- **Challenge**:
Make a tally of the lines in the records that include the string "Suspauskite", and give only that number.

----

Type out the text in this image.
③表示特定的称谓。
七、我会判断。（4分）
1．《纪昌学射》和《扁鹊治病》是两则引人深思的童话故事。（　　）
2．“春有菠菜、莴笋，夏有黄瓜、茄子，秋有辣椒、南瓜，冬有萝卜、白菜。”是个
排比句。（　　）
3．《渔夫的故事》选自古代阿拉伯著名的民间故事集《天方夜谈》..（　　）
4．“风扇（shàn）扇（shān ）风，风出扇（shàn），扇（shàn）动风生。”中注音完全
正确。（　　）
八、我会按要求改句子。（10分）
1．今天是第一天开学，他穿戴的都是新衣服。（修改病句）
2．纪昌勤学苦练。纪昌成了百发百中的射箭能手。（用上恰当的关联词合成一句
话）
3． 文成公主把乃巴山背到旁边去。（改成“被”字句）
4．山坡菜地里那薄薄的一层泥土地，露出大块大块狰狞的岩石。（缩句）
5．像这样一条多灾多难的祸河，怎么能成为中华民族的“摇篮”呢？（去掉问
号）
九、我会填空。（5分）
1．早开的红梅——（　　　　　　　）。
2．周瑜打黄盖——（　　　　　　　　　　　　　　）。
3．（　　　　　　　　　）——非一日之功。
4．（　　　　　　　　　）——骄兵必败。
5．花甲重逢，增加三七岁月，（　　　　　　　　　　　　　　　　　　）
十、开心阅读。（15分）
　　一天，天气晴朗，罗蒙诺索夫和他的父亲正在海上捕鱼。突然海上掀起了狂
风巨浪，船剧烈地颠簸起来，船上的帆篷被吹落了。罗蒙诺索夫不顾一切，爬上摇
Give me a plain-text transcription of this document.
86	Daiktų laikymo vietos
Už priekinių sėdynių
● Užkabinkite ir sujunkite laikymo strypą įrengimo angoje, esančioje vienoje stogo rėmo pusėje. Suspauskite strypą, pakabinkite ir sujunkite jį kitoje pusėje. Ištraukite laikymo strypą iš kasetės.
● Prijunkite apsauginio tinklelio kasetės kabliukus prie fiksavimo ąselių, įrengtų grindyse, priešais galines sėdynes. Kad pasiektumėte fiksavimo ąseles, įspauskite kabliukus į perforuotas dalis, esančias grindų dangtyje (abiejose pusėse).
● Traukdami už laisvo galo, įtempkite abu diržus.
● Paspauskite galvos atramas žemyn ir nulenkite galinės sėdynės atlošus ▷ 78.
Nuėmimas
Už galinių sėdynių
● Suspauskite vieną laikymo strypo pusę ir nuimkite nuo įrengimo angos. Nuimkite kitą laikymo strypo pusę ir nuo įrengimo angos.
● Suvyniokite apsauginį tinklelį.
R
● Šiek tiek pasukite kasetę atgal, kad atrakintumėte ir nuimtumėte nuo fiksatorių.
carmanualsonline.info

----

- **Completed task**:
2